**The request**
Skip the pictures and repeat each line of the data exactly.

**Supplied data**
-- START --

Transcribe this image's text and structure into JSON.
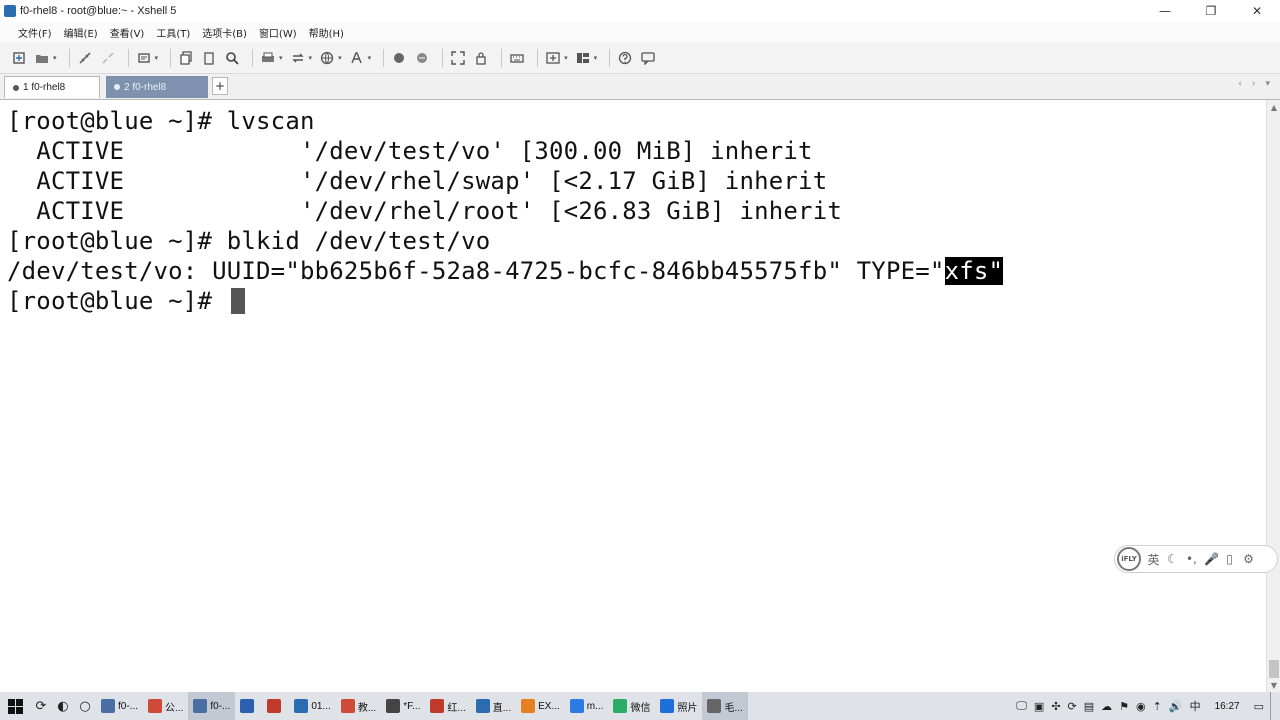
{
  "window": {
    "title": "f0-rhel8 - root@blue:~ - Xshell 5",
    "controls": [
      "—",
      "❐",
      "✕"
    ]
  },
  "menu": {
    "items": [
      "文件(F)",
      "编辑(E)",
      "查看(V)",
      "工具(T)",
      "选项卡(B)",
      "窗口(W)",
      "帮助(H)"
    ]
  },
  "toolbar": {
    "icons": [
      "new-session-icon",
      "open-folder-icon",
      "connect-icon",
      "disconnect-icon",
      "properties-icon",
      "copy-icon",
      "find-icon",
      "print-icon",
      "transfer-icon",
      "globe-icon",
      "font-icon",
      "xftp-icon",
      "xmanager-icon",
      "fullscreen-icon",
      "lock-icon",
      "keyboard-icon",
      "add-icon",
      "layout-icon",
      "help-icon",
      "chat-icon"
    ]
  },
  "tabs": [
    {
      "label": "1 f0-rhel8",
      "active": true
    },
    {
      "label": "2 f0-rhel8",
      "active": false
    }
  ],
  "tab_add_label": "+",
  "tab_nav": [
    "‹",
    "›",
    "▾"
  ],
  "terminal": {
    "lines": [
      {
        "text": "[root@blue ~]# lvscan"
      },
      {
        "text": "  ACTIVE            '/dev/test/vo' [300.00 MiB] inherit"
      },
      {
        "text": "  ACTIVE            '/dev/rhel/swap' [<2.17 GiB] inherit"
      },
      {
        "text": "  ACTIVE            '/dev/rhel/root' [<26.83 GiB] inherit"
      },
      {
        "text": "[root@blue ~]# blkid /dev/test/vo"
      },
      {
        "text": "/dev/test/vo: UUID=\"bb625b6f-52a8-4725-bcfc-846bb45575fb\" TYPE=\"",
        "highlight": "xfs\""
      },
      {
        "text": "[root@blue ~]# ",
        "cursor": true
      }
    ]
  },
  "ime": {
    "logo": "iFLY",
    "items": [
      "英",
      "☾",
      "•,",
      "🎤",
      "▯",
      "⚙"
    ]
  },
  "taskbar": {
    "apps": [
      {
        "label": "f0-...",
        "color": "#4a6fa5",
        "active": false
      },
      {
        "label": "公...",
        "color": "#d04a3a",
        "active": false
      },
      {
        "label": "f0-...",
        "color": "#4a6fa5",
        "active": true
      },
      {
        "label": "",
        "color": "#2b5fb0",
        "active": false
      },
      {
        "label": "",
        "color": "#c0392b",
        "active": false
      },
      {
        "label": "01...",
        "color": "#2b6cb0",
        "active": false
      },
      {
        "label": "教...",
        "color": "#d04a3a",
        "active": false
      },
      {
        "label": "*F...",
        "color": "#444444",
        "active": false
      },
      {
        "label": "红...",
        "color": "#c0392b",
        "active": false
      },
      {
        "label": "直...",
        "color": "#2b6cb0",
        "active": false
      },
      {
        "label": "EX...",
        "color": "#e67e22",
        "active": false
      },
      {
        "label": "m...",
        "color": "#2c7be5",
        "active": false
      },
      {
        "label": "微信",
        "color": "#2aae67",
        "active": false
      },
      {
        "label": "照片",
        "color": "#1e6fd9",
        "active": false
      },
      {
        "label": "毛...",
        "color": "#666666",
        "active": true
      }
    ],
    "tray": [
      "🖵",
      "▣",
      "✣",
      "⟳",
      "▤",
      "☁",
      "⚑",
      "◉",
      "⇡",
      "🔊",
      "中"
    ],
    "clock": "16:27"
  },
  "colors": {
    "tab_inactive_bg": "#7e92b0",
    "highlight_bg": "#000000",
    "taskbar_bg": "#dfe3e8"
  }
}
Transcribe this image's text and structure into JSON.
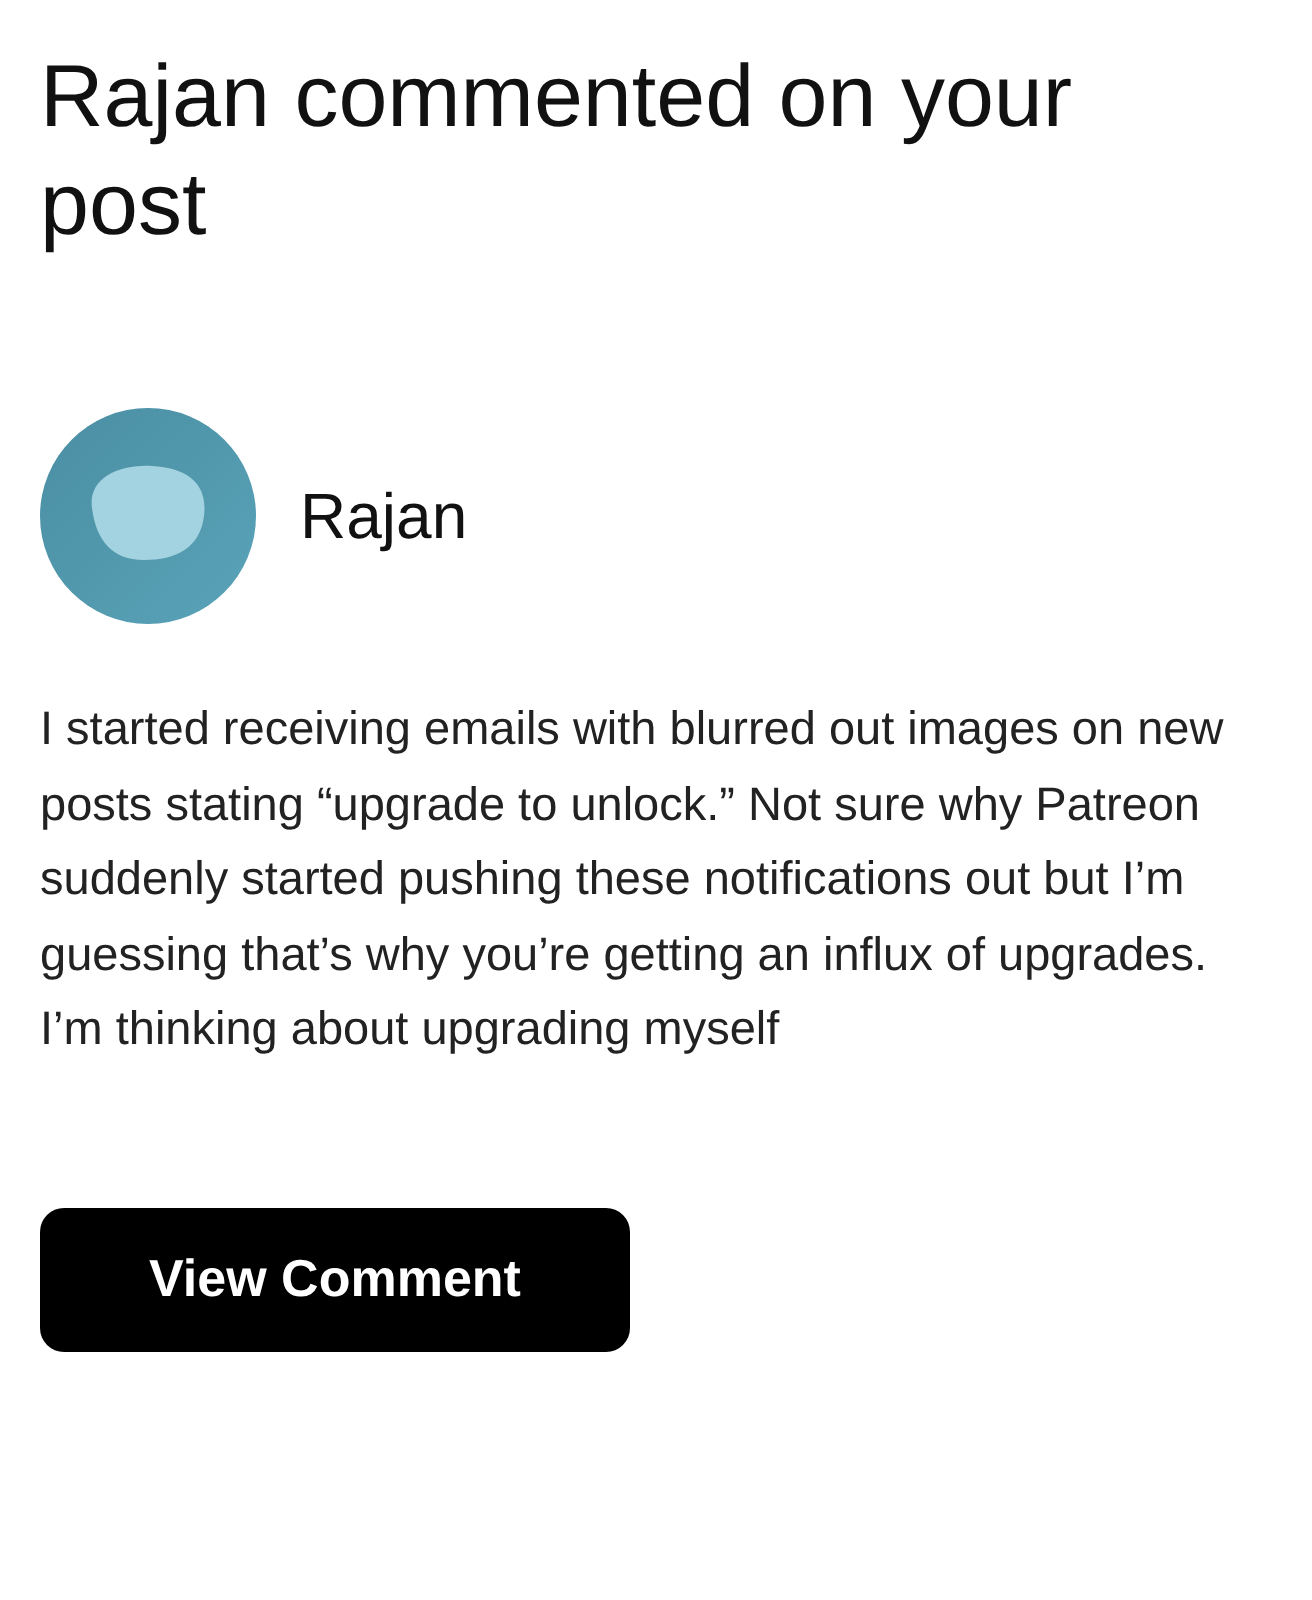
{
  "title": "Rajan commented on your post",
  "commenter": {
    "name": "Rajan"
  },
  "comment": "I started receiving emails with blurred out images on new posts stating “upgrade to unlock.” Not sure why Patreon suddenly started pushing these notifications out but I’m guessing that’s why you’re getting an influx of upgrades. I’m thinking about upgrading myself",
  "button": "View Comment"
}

-- END --

**Answer**
Transcribe this image's text and structure into JSON.
{
  "window": {
    "title": "f0-rhel8 - root@blue:~ - Xshell 5",
    "controls": [
      "—",
      "❐",
      "✕"
    ]
  },
  "menu": {
    "items": [
      "文件(F)",
      "编辑(E)",
      "查看(V)",
      "工具(T)",
      "选项卡(B)",
      "窗口(W)",
      "帮助(H)"
    ]
  },
  "toolbar": {
    "icons": [
      "new-session-icon",
      "open-folder-icon",
      "connect-icon",
      "disconnect-icon",
      "properties-icon",
      "copy-icon",
      "find-icon",
      "print-icon",
      "transfer-icon",
      "globe-icon",
      "font-icon",
      "xftp-icon",
      "xmanager-icon",
      "fullscreen-icon",
      "lock-icon",
      "keyboard-icon",
      "add-icon",
      "layout-icon",
      "help-icon",
      "chat-icon"
    ]
  },
  "tabs": [
    {
      "label": "1 f0-rhel8",
      "active": true
    },
    {
      "label": "2 f0-rhel8",
      "active": false
    }
  ],
  "tab_add_label": "+",
  "tab_nav": [
    "‹",
    "›",
    "▾"
  ],
  "terminal": {
    "lines": [
      {
        "text": "[root@blue ~]# lvscan"
      },
      {
        "text": "  ACTIVE            '/dev/test/vo' [300.00 MiB] inherit"
      },
      {
        "text": "  ACTIVE            '/dev/rhel/swap' [<2.17 GiB] inherit"
      },
      {
        "text": "  ACTIVE            '/dev/rhel/root' [<26.83 GiB] inherit"
      },
      {
        "text": "[root@blue ~]# blkid /dev/test/vo"
      },
      {
        "text": "/dev/test/vo: UUID=\"bb625b6f-52a8-4725-bcfc-846bb45575fb\" TYPE=\"",
        "highlight": "xfs\""
      },
      {
        "text": "[root@blue ~]# ",
        "cursor": true
      }
    ]
  },
  "ime": {
    "logo": "iFLY",
    "items": [
      "英",
      "☾",
      "•,",
      "🎤",
      "▯",
      "⚙"
    ]
  },
  "taskbar": {
    "apps": [
      {
        "label": "f0-...",
        "color": "#4a6fa5",
        "active": false
      },
      {
        "label": "公...",
        "color": "#d04a3a",
        "active": false
      },
      {
        "label": "f0-...",
        "color": "#4a6fa5",
        "active": true
      },
      {
        "label": "",
        "color": "#2b5fb0",
        "active": false
      },
      {
        "label": "",
        "color": "#c0392b",
        "active": false
      },
      {
        "label": "01...",
        "color": "#2b6cb0",
        "active": false
      },
      {
        "label": "教...",
        "color": "#d04a3a",
        "active": false
      },
      {
        "label": "*F...",
        "color": "#444444",
        "active": false
      },
      {
        "label": "红...",
        "color": "#c0392b",
        "active": false
      },
      {
        "label": "直...",
        "color": "#2b6cb0",
        "active": false
      },
      {
        "label": "EX...",
        "color": "#e67e22",
        "active": false
      },
      {
        "label": "m...",
        "color": "#2c7be5",
        "active": false
      },
      {
        "label": "微信",
        "color": "#2aae67",
        "active": false
      },
      {
        "label": "照片",
        "color": "#1e6fd9",
        "active": false
      },
      {
        "label": "毛...",
        "color": "#666666",
        "active": true
      }
    ],
    "tray": [
      "🖵",
      "▣",
      "✣",
      "⟳",
      "▤",
      "☁",
      "⚑",
      "◉",
      "⇡",
      "🔊",
      "中"
    ],
    "clock": "16:27"
  },
  "colors": {
    "tab_inactive_bg": "#7e92b0",
    "highlight_bg": "#000000",
    "taskbar_bg": "#dfe3e8"
  }
}
Transcribe this image's text and structure into JSON.
{
  "title": "Rajan commented on your post",
  "commenter": {
    "name": "Rajan"
  },
  "comment": "I started receiving emails with blurred out images on new posts stating “upgrade to unlock.” Not sure why Patreon suddenly started pushing these notifications out but I’m guessing that’s why you’re getting an influx of upgrades. I’m thinking about upgrading myself",
  "button": "View Comment"
}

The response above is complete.